What you need to do:
Copy all lines holding the word "more" from the entries.

(Saved data entries)
▼
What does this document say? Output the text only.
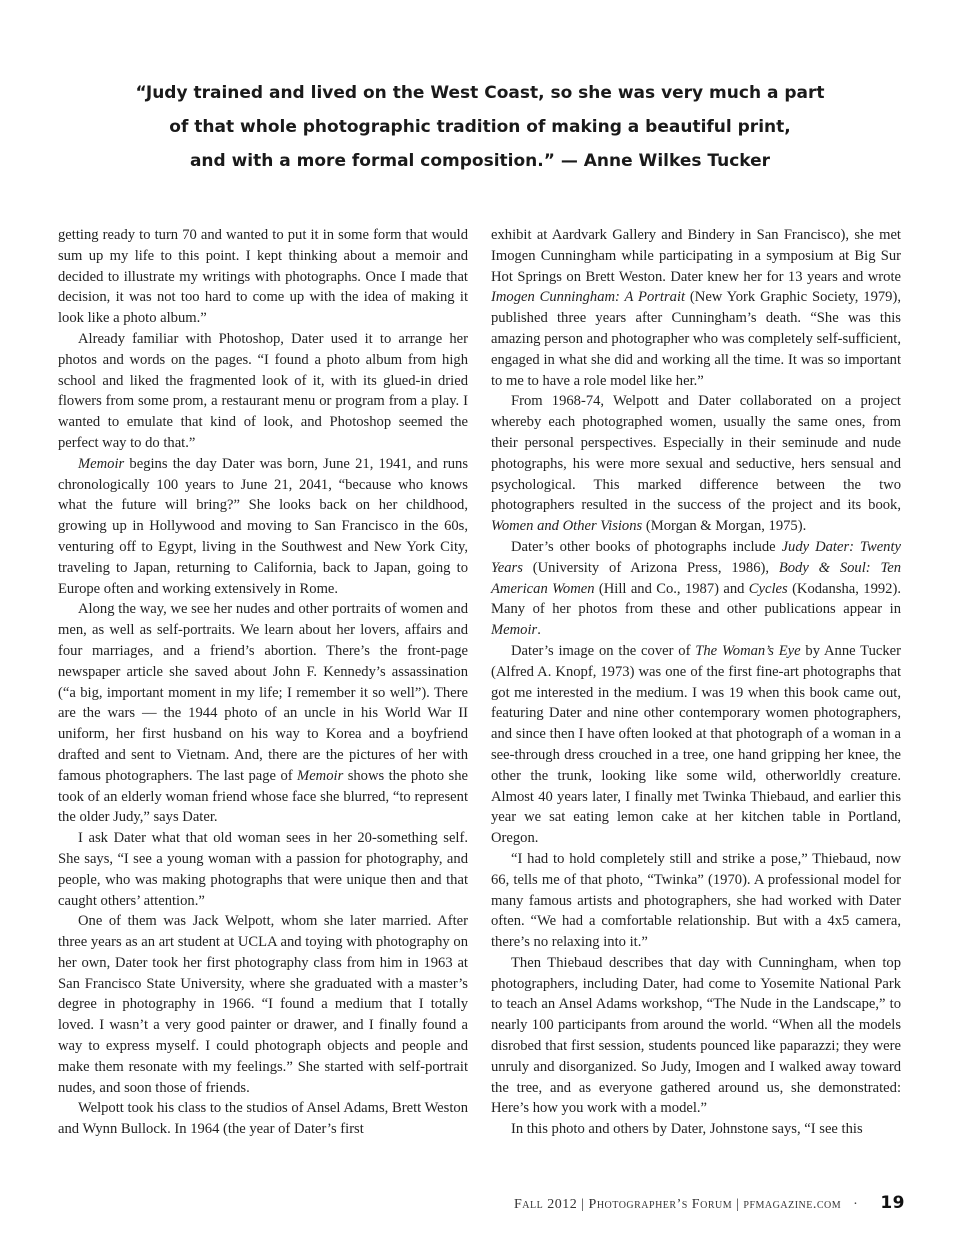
“Judy trained and lived on the West Coast, so she was very much a part
of that whole photographic tradition of making a beautiful print,
and with a more formal composition.” — Anne Wilkes Tucker

getting ready to turn 70 and wanted to put it in some form that would sum up my life to this point. I kept thinking about a memoir and decided to illustrate my writings with photographs. Once I made that decision, it was not too hard to come up with the idea of making it look like a photo album.”

Already familiar with Photoshop, Dater used it to arrange her photos and words on the pages. “I found a photo album from high school and liked the fragmented look of it, with its glued-in dried flowers from some prom, a restaurant menu or program from a play. I wanted to emulate that kind of look, and Photoshop seemed the perfect way to do that.”

Memoir begins the day Dater was born, June 21, 1941, and runs chronologically 100 years to June 21, 2041, “because who knows what the future will bring?” She looks back on her childhood, growing up in Hollywood and moving to San Francisco in the 60s, venturing off to Egypt, living in the Southwest and New York City, traveling to Japan, returning to California, back to Japan, going to Europe often and working extensively in Rome.

Along the way, we see her nudes and other portraits of women and men, as well as self-portraits. We learn about her lovers, affairs and four marriages, and a friend’s abortion. There’s the front-page newspaper article she saved about John F. Kennedy’s assassination (“a big, important moment in my life; I remember it so well”). There are the wars — the 1944 photo of an uncle in his World War II uniform, her first husband on his way to Korea and a boyfriend drafted and sent to Vietnam. And, there are the pictures of her with famous photographers. The last page of Memoir shows the photo she took of an elderly woman friend whose face she blurred, “to represent the older Judy,” says Dater.

I ask Dater what that old woman sees in her 20-something self. She says, “I see a young woman with a passion for photography, and people, who was making photographs that were unique then and that caught others’ attention.”

One of them was Jack Welpott, whom she later married. After three years as an art student at UCLA and toying with photography on her own, Dater took her first photography class from him in 1963 at San Francisco State University, where she graduated with a master’s degree in photography in 1966. “I found a medium that I totally loved. I wasn’t a very good painter or drawer, and I finally found a way to express myself. I could photograph objects and people and make them resonate with my feelings.” She started with self-portrait nudes, and soon those of friends.

Welpott took his class to the studios of Ansel Adams, Brett Weston and Wynn Bullock. In 1964 (the year of Dater’s first

exhibit at Aardvark Gallery and Bindery in San Francisco), she met Imogen Cunningham while participating in a symposium at Big Sur Hot Springs on Brett Weston. Dater knew her for 13 years and wrote Imogen Cunningham: A Portrait (New York Graphic Society, 1979), published three years after Cunningham’s death. “She was this amazing person and photographer who was completely self-sufficient, engaged in what she did and working all the time. It was so important to me to have a role model like her.”

From 1968-74, Welpott and Dater collaborated on a project whereby each photographed women, usually the same ones, from their personal perspectives. Especially in their seminude and nude photographs, his were more sexual and seductive, hers sensual and psychological. This marked difference between the two photographers resulted in the success of the project and its book, Women and Other Visions (Morgan & Morgan, 1975).

Dater’s other books of photographs include Judy Dater: Twenty Years (University of Arizona Press, 1986), Body & Soul: Ten American Women (Hill and Co., 1987) and Cycles (Kodansha, 1992). Many of her photos from these and other publications appear in Memoir.

Dater’s image on the cover of The Woman’s Eye by Anne Tucker (Alfred A. Knopf, 1973) was one of the first fine-art photographs that got me interested in the medium. I was 19 when this book came out, featuring Dater and nine other contemporary women photographers, and since then I have often looked at that photograph of a woman in a see-through dress crouched in a tree, one hand gripping her knee, the other the trunk, looking like some wild, otherworldly creature. Almost 40 years later, I finally met Twinka Thiebaud, and earlier this year we sat eating lemon cake at her kitchen table in Portland, Oregon.

“I had to hold completely still and strike a pose,” Thiebaud, now 66, tells me of that photo, “Twinka” (1970). A professional model for many famous artists and photographers, she had worked with Dater often. “We had a comfortable relationship. But with a 4x5 camera, there’s no relaxing into it.”

Then Thiebaud describes that day with Cunningham, when top photographers, including Dater, had come to Yosemite National Park to teach an Ansel Adams workshop, “The Nude in the Landscape,” to nearly 100 participants from around the world. “When all the models disrobed that first session, students pounced like paparazzi; they were unruly and disorganized. So Judy, Imogen and I walked away toward the tree, and as everyone gathered around us, she demonstrated: Here’s how you work with a model.”

In this photo and others by Dater, Johnstone says, “I see this

Fall 2012 | Photographer’s Forum | pfmagazine.com · 19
▲
Task solution:
and with a more formal composition.” — Anne Wilkes Tucker
From 1968-74, Welpott and Dater collaborated on a project whereby each photographed women, usually the same ones, from their personal perspectives. Especially in their seminude and nude photographs, his were more sexual and seductive, hers sensual and psychological. This marked difference between the two photographers resulted in the success of the project and its book, Women and Other Visions (Morgan & Morgan, 1975).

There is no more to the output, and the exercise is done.